* [Set exercise] Transcribe the full listing below exactly.

=====

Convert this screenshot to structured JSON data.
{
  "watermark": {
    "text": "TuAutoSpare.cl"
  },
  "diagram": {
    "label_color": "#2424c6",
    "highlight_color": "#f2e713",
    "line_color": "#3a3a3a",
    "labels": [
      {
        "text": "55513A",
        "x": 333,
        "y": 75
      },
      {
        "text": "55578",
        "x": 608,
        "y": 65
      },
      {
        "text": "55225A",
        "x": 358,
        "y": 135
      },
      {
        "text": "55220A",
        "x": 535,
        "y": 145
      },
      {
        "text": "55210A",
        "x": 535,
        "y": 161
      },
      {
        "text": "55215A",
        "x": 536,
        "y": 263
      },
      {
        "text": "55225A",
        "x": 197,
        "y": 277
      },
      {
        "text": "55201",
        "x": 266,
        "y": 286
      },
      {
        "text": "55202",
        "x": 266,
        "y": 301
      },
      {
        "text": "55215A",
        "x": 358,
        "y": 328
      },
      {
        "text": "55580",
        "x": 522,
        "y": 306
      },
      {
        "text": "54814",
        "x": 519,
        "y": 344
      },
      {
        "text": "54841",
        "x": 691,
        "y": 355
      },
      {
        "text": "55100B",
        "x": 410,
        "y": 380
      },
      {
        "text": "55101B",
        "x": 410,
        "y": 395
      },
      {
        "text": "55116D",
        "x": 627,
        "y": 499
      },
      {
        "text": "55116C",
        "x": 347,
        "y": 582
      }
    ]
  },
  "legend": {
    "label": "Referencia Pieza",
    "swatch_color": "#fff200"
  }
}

=====

* [Worked solution]
Convert this screenshot to structured JSON data.
{
  "watermark": {
    "text": "TuAutoSpare.cl"
  },
  "diagram": {
    "label_color": "#2424c6",
    "highlight_color": "#f2e713",
    "line_color": "#3a3a3a",
    "labels": [
      {
        "text": "55513A",
        "x": 333,
        "y": 75
      },
      {
        "text": "55578",
        "x": 608,
        "y": 65
      },
      {
        "text": "55225A",
        "x": 358,
        "y": 135
      },
      {
        "text": "55220A",
        "x": 535,
        "y": 145
      },
      {
        "text": "55210A",
        "x": 535,
        "y": 161
      },
      {
        "text": "55215A",
        "x": 536,
        "y": 263
      },
      {
        "text": "55225A",
        "x": 197,
        "y": 277
      },
      {
        "text": "55201",
        "x": 266,
        "y": 286
      },
      {
        "text": "55202",
        "x": 266,
        "y": 301
      },
      {
        "text": "55215A",
        "x": 358,
        "y": 328
      },
      {
        "text": "55580",
        "x": 522,
        "y": 306
      },
      {
        "text": "54814",
        "x": 519,
        "y": 344
      },
      {
        "text": "54841",
        "x": 691,
        "y": 355
      },
      {
        "text": "55100B",
        "x": 410,
        "y": 380
      },
      {
        "text": "55101B",
        "x": 410,
        "y": 395
      },
      {
        "text": "55116D",
        "x": 627,
        "y": 499
      },
      {
        "text": "55116C",
        "x": 347,
        "y": 582
      }
    ]
  },
  "legend": {
    "label": "Referencia Pieza",
    "swatch_color": "#fff200"
  }
}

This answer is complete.